START

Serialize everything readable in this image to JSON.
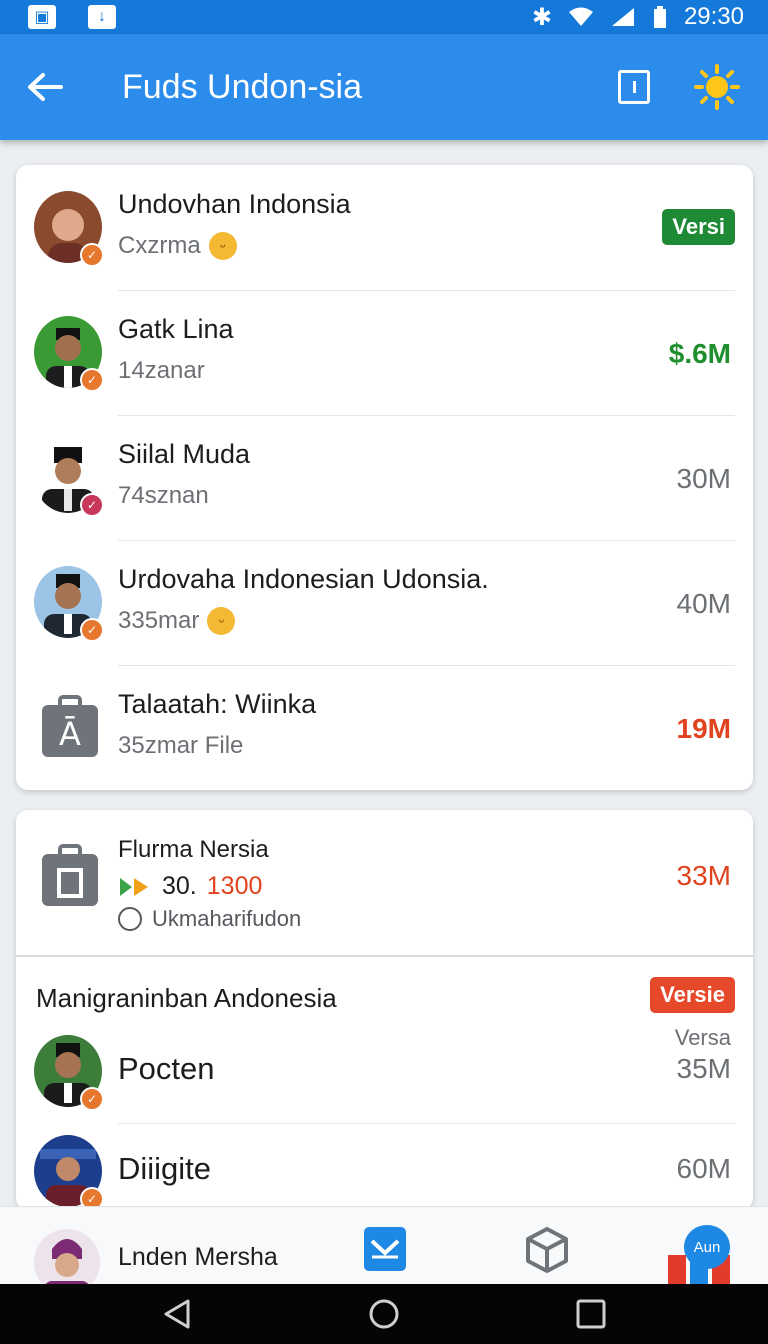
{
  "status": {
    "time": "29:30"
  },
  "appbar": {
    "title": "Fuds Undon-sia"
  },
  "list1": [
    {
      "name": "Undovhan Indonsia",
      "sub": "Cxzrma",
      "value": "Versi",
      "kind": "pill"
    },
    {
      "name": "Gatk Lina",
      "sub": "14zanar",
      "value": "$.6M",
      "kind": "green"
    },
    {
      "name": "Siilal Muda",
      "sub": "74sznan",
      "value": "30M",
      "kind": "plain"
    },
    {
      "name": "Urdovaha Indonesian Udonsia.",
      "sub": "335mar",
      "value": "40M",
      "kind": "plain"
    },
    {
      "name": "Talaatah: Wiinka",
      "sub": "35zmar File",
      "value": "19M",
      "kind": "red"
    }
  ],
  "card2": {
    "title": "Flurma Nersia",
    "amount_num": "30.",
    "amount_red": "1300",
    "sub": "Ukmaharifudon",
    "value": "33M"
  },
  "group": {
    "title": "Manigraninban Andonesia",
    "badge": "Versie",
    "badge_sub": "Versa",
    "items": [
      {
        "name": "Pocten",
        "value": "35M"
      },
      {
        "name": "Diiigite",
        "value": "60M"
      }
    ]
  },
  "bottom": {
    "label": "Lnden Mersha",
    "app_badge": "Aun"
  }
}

END

- **Exercise goal**
Reproduce every line above as written, skipping pictures.

- **Result for this exercise**
Serialize everything readable in this image to JSON.
{
  "status": {
    "time": "29:30"
  },
  "appbar": {
    "title": "Fuds Undon-sia"
  },
  "list1": [
    {
      "name": "Undovhan Indonsia",
      "sub": "Cxzrma",
      "value": "Versi",
      "kind": "pill"
    },
    {
      "name": "Gatk Lina",
      "sub": "14zanar",
      "value": "$.6M",
      "kind": "green"
    },
    {
      "name": "Siilal Muda",
      "sub": "74sznan",
      "value": "30M",
      "kind": "plain"
    },
    {
      "name": "Urdovaha Indonesian Udonsia.",
      "sub": "335mar",
      "value": "40M",
      "kind": "plain"
    },
    {
      "name": "Talaatah: Wiinka",
      "sub": "35zmar File",
      "value": "19M",
      "kind": "red"
    }
  ],
  "card2": {
    "title": "Flurma Nersia",
    "amount_num": "30.",
    "amount_red": "1300",
    "sub": "Ukmaharifudon",
    "value": "33M"
  },
  "group": {
    "title": "Manigraninban Andonesia",
    "badge": "Versie",
    "badge_sub": "Versa",
    "items": [
      {
        "name": "Pocten",
        "value": "35M"
      },
      {
        "name": "Diiigite",
        "value": "60M"
      }
    ]
  },
  "bottom": {
    "label": "Lnden Mersha",
    "app_badge": "Aun"
  }
}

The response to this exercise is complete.